→ **WHAT NEEDS TO BE DONE**
Write every entry out again exactly, please, and skip the pictures.

[Start LISTING]

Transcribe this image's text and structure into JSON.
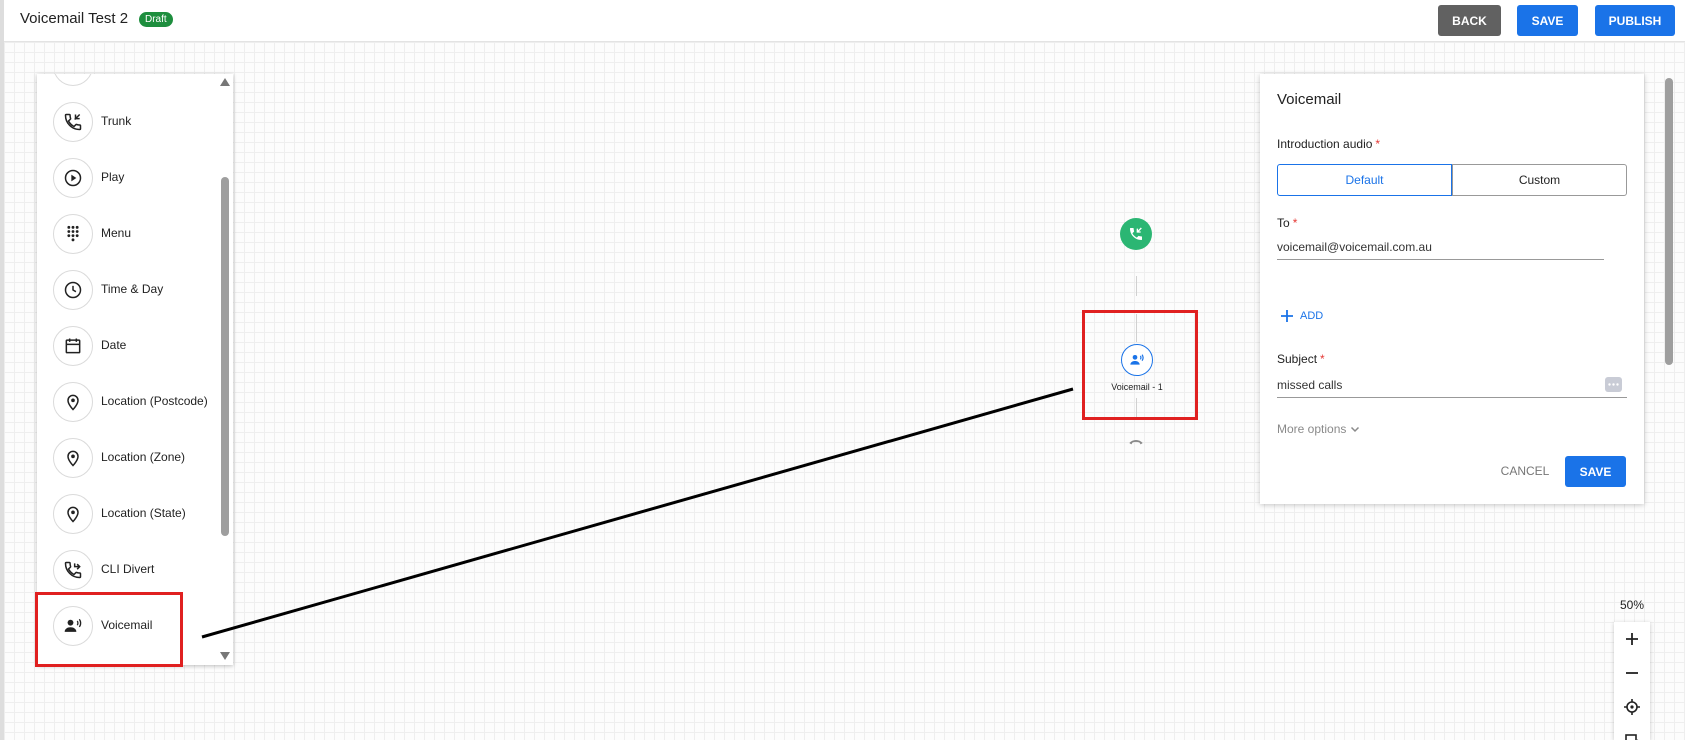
{
  "header": {
    "title": "Voicemail Test 2",
    "badge": "Draft",
    "back_label": "BACK",
    "save_label": "SAVE",
    "publish_label": "PUBLISH"
  },
  "palette": {
    "items": [
      {
        "label": "Trunk",
        "icon": "trunk-icon"
      },
      {
        "label": "Play",
        "icon": "play-icon"
      },
      {
        "label": "Menu",
        "icon": "dialpad-icon"
      },
      {
        "label": "Time & Day",
        "icon": "clock-icon"
      },
      {
        "label": "Date",
        "icon": "calendar-icon"
      },
      {
        "label": "Location (Postcode)",
        "icon": "location-pin-icon"
      },
      {
        "label": "Location (Zone)",
        "icon": "location-pin-icon"
      },
      {
        "label": "Location (State)",
        "icon": "location-pin-icon"
      },
      {
        "label": "CLI Divert",
        "icon": "call-forward-icon"
      },
      {
        "label": "Voicemail",
        "icon": "voicemail-person-icon"
      }
    ]
  },
  "flow": {
    "node_label": "Voicemail - 1"
  },
  "panel": {
    "title": "Voicemail",
    "intro_label": "Introduction audio",
    "required_mark": "*",
    "seg_default": "Default",
    "seg_custom": "Custom",
    "to_label": "To",
    "to_value": "voicemail@voicemail.com.au",
    "add_label": "ADD",
    "subject_label": "Subject",
    "subject_value": "missed calls",
    "more_options": "More options",
    "cancel_label": "CANCEL",
    "save_label": "SAVE"
  },
  "zoom": {
    "level": "50%"
  },
  "colors": {
    "primary": "#1a73e8",
    "start_node": "#2bb673",
    "highlight": "#e02020",
    "draft_badge": "#1e8e3e"
  }
}
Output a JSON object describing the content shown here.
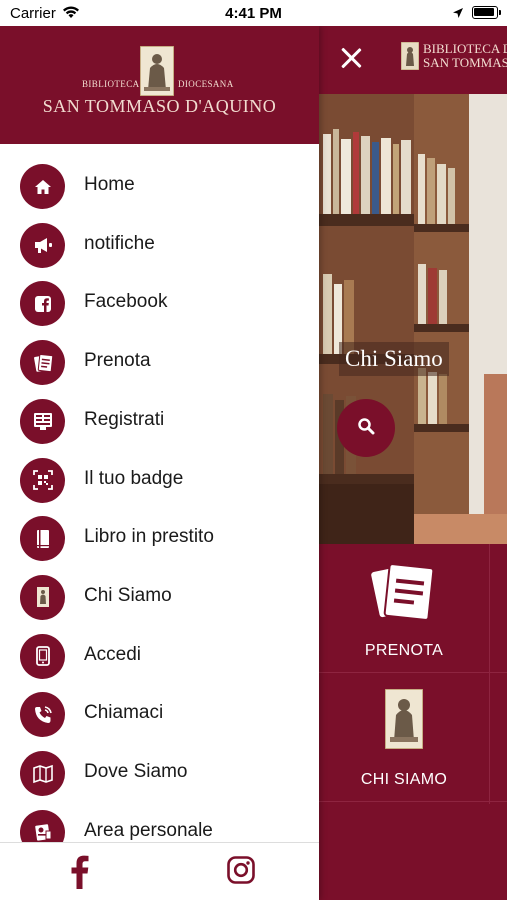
{
  "status_bar": {
    "carrier": "Carrier",
    "time": "4:41 PM"
  },
  "drawer": {
    "header": {
      "small_left": "BIBLIOTECA",
      "small_right": "DIOCESANA",
      "title": "SAN TOMMASO D'AQUINO"
    },
    "menu": [
      {
        "label": "Home",
        "icon": "home-icon"
      },
      {
        "label": "notifiche",
        "icon": "megaphone-icon"
      },
      {
        "label": "Facebook",
        "icon": "facebook-icon"
      },
      {
        "label": "Prenota",
        "icon": "booking-icon"
      },
      {
        "label": "Registrati",
        "icon": "register-icon"
      },
      {
        "label": "Il tuo badge",
        "icon": "badge-icon"
      },
      {
        "label": "Libro in prestito",
        "icon": "book-icon"
      },
      {
        "label": "Chi Siamo",
        "icon": "about-icon"
      },
      {
        "label": "Accedi",
        "icon": "login-icon"
      },
      {
        "label": "Chiamaci",
        "icon": "phone-icon"
      },
      {
        "label": "Dove Siamo",
        "icon": "map-icon"
      },
      {
        "label": "Area personale",
        "icon": "personal-area-icon"
      }
    ],
    "footer": {
      "facebook_icon": "facebook-icon",
      "instagram_icon": "instagram-icon"
    }
  },
  "main": {
    "header_brand_line1": "BIBLIOTECA D",
    "header_brand_line2": "SAN TOMMASO",
    "hero_title": "Chi Siamo",
    "tiles": [
      {
        "label": "PRENOTA",
        "icon": "booking-icon"
      },
      {
        "label": "CHI SIAMO",
        "icon": "about-icon"
      }
    ]
  },
  "colors": {
    "brand": "#7a0f2a",
    "header_text": "#f2dcd0"
  }
}
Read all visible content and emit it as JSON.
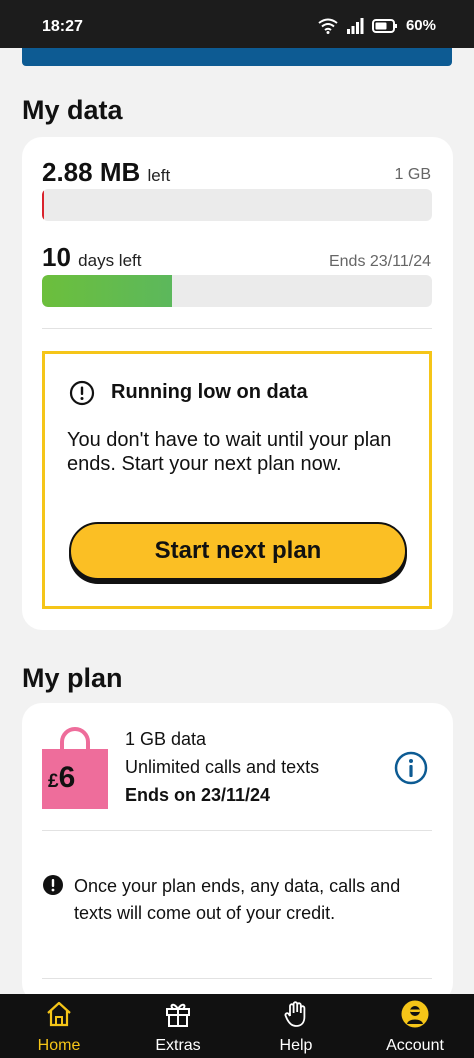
{
  "status_bar": {
    "time": "18:27",
    "battery": "60%"
  },
  "my_data": {
    "section_title": "My data",
    "amount": "2.88 MB",
    "amount_suffix": "left",
    "allowance": "1 GB",
    "data_remaining_fraction": 0.003,
    "days": "10",
    "days_suffix": "days left",
    "ends": "Ends 23/11/24",
    "days_remaining_fraction": 0.333
  },
  "low_data": {
    "title": "Running low on data",
    "text": "You don't have to wait until your plan ends. Start your next plan now.",
    "button": "Start next plan"
  },
  "my_plan": {
    "section_title": "My plan",
    "price_symbol": "£",
    "price_value": "6",
    "line1": "1 GB data",
    "line2": "Unlimited calls and texts",
    "line3": "Ends on 23/11/24",
    "info_text": "Once your plan ends, any data, calls and texts will come out of your credit."
  },
  "nav": [
    {
      "label": "Home"
    },
    {
      "label": "Extras"
    },
    {
      "label": "Help"
    },
    {
      "label": "Account"
    }
  ],
  "colors": {
    "accent_yellow": "#f5c518",
    "button_yellow": "#fbbf24",
    "progress_green": "#5cb85c",
    "data_red": "#d9232d",
    "plan_pink": "#ee6d9b",
    "brand_blue": "#0d5b93"
  }
}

[End LISTING]

→ **RESULT OF THIS TASK**
Transcribe this image's text and structure into JSON.
{
  "header": {
    "title": "Voicemail Test 2",
    "badge": "Draft",
    "back_label": "BACK",
    "save_label": "SAVE",
    "publish_label": "PUBLISH"
  },
  "palette": {
    "items": [
      {
        "label": "Trunk",
        "icon": "trunk-icon"
      },
      {
        "label": "Play",
        "icon": "play-icon"
      },
      {
        "label": "Menu",
        "icon": "dialpad-icon"
      },
      {
        "label": "Time & Day",
        "icon": "clock-icon"
      },
      {
        "label": "Date",
        "icon": "calendar-icon"
      },
      {
        "label": "Location (Postcode)",
        "icon": "location-pin-icon"
      },
      {
        "label": "Location (Zone)",
        "icon": "location-pin-icon"
      },
      {
        "label": "Location (State)",
        "icon": "location-pin-icon"
      },
      {
        "label": "CLI Divert",
        "icon": "call-forward-icon"
      },
      {
        "label": "Voicemail",
        "icon": "voicemail-person-icon"
      }
    ]
  },
  "flow": {
    "node_label": "Voicemail - 1"
  },
  "panel": {
    "title": "Voicemail",
    "intro_label": "Introduction audio",
    "required_mark": "*",
    "seg_default": "Default",
    "seg_custom": "Custom",
    "to_label": "To",
    "to_value": "voicemail@voicemail.com.au",
    "add_label": "ADD",
    "subject_label": "Subject",
    "subject_value": "missed calls",
    "more_options": "More options",
    "cancel_label": "CANCEL",
    "save_label": "SAVE"
  },
  "zoom": {
    "level": "50%"
  },
  "colors": {
    "primary": "#1a73e8",
    "start_node": "#2bb673",
    "highlight": "#e02020",
    "draft_badge": "#1e8e3e"
  }
}
Output a JSON object describing the content shown here.
{
  "status_bar": {
    "carrier": "Carrier",
    "time": "4:41 PM"
  },
  "drawer": {
    "header": {
      "small_left": "BIBLIOTECA",
      "small_right": "DIOCESANA",
      "title": "SAN TOMMASO D'AQUINO"
    },
    "menu": [
      {
        "label": "Home",
        "icon": "home-icon"
      },
      {
        "label": "notifiche",
        "icon": "megaphone-icon"
      },
      {
        "label": "Facebook",
        "icon": "facebook-icon"
      },
      {
        "label": "Prenota",
        "icon": "booking-icon"
      },
      {
        "label": "Registrati",
        "icon": "register-icon"
      },
      {
        "label": "Il tuo badge",
        "icon": "badge-icon"
      },
      {
        "label": "Libro in prestito",
        "icon": "book-icon"
      },
      {
        "label": "Chi Siamo",
        "icon": "about-icon"
      },
      {
        "label": "Accedi",
        "icon": "login-icon"
      },
      {
        "label": "Chiamaci",
        "icon": "phone-icon"
      },
      {
        "label": "Dove Siamo",
        "icon": "map-icon"
      },
      {
        "label": "Area personale",
        "icon": "personal-area-icon"
      }
    ],
    "footer": {
      "facebook_icon": "facebook-icon",
      "instagram_icon": "instagram-icon"
    }
  },
  "main": {
    "header_brand_line1": "BIBLIOTECA D",
    "header_brand_line2": "SAN TOMMASO",
    "hero_title": "Chi Siamo",
    "tiles": [
      {
        "label": "PRENOTA",
        "icon": "booking-icon"
      },
      {
        "label": "CHI SIAMO",
        "icon": "about-icon"
      }
    ]
  },
  "colors": {
    "brand": "#7a0f2a",
    "header_text": "#f2dcd0"
  }
}
Read all visible content and emit it as JSON.
{
  "status_bar": {
    "time": "18:27",
    "battery": "60%"
  },
  "my_data": {
    "section_title": "My data",
    "amount": "2.88 MB",
    "amount_suffix": "left",
    "allowance": "1 GB",
    "data_remaining_fraction": 0.003,
    "days": "10",
    "days_suffix": "days left",
    "ends": "Ends 23/11/24",
    "days_remaining_fraction": 0.333
  },
  "low_data": {
    "title": "Running low on data",
    "text": "You don't have to wait until your plan ends. Start your next plan now.",
    "button": "Start next plan"
  },
  "my_plan": {
    "section_title": "My plan",
    "price_symbol": "£",
    "price_value": "6",
    "line1": "1 GB data",
    "line2": "Unlimited calls and texts",
    "line3": "Ends on 23/11/24",
    "info_text": "Once your plan ends, any data, calls and texts will come out of your credit."
  },
  "nav": [
    {
      "label": "Home"
    },
    {
      "label": "Extras"
    },
    {
      "label": "Help"
    },
    {
      "label": "Account"
    }
  ],
  "colors": {
    "accent_yellow": "#f5c518",
    "button_yellow": "#fbbf24",
    "progress_green": "#5cb85c",
    "data_red": "#d9232d",
    "plan_pink": "#ee6d9b",
    "brand_blue": "#0d5b93"
  }
}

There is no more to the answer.